» STATED EXERCISE
Search the listing below for the string "name" and show each line that contains it.
___ DATA TO USE
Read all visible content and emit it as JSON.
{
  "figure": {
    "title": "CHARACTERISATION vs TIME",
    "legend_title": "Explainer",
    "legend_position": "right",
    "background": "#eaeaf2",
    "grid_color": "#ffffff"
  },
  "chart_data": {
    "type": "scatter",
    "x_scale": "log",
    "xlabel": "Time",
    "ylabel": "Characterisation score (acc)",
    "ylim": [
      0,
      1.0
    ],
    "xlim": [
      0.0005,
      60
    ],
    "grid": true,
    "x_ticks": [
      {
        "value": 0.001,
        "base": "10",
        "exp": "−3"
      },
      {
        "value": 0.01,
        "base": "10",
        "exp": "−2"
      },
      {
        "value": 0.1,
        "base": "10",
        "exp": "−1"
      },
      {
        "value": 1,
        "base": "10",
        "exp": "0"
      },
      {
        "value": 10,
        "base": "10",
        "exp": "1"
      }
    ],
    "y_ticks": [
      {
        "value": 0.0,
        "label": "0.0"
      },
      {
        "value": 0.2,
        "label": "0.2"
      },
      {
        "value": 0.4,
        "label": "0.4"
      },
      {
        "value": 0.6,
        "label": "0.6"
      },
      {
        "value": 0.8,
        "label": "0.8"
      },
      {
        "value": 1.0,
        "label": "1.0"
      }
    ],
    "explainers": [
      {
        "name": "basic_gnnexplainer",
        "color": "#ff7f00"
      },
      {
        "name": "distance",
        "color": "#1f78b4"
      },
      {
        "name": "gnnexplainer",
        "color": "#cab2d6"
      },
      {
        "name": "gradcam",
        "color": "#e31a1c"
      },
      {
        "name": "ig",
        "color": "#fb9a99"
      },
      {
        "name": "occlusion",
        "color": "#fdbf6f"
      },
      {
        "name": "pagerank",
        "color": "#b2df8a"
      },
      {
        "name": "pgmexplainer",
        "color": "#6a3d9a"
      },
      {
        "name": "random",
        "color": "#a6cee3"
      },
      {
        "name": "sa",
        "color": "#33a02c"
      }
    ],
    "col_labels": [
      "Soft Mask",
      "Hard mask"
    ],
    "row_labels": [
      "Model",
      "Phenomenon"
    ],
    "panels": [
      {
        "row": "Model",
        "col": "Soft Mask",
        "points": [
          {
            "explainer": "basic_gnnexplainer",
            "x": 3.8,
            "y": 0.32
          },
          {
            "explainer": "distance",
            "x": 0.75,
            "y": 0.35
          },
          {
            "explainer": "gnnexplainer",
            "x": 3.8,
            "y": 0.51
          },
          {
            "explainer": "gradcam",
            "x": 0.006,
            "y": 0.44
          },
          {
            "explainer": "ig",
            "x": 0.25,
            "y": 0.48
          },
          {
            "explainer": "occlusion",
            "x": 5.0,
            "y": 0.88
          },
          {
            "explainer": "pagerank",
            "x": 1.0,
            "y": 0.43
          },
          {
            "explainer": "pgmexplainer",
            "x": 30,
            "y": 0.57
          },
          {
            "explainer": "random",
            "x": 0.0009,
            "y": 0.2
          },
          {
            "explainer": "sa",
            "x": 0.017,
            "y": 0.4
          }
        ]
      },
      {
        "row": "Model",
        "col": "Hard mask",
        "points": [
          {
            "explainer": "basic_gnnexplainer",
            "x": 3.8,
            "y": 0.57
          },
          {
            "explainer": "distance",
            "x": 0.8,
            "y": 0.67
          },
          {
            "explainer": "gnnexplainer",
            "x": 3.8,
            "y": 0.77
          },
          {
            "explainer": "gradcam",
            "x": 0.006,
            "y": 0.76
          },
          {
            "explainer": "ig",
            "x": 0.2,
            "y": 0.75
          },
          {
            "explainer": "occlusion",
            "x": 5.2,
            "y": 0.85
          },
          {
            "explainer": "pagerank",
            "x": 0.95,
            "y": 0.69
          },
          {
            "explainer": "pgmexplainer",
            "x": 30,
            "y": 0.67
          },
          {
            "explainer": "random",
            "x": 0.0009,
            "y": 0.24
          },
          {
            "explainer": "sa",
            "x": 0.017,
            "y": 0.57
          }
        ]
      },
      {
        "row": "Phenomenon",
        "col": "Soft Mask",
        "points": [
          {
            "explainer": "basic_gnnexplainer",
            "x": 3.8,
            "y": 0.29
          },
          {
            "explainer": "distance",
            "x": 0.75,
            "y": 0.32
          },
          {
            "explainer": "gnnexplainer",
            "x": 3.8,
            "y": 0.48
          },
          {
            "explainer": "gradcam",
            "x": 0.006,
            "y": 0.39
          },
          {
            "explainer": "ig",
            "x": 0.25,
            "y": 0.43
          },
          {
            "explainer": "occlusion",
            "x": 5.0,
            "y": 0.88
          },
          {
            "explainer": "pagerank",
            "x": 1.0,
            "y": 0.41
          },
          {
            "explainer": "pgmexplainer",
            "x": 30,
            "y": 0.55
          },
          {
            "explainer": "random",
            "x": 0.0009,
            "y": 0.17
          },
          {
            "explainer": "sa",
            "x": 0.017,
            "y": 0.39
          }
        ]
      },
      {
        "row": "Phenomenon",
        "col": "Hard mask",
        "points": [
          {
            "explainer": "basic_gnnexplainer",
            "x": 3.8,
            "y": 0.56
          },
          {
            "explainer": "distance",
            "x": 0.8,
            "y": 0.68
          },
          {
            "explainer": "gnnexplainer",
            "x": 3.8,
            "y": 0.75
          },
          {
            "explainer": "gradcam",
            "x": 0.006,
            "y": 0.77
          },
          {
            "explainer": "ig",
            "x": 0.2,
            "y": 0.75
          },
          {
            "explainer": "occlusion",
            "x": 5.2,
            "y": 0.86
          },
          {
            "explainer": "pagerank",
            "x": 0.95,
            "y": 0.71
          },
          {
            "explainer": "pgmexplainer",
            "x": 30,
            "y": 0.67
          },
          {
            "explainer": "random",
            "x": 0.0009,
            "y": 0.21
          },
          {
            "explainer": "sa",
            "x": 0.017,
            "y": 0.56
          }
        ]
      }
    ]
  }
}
______
» WRITTEN ANSWER
        "name": "basic_gnnexplainer",
        "name": "distance",
        "name": "gnnexplainer",
        "name": "gradcam",
        "name": "ig",
        "name": "occlusion",
        "name": "pagerank",
        "name": "pgmexplainer",
        "name": "random",
        "name": "sa",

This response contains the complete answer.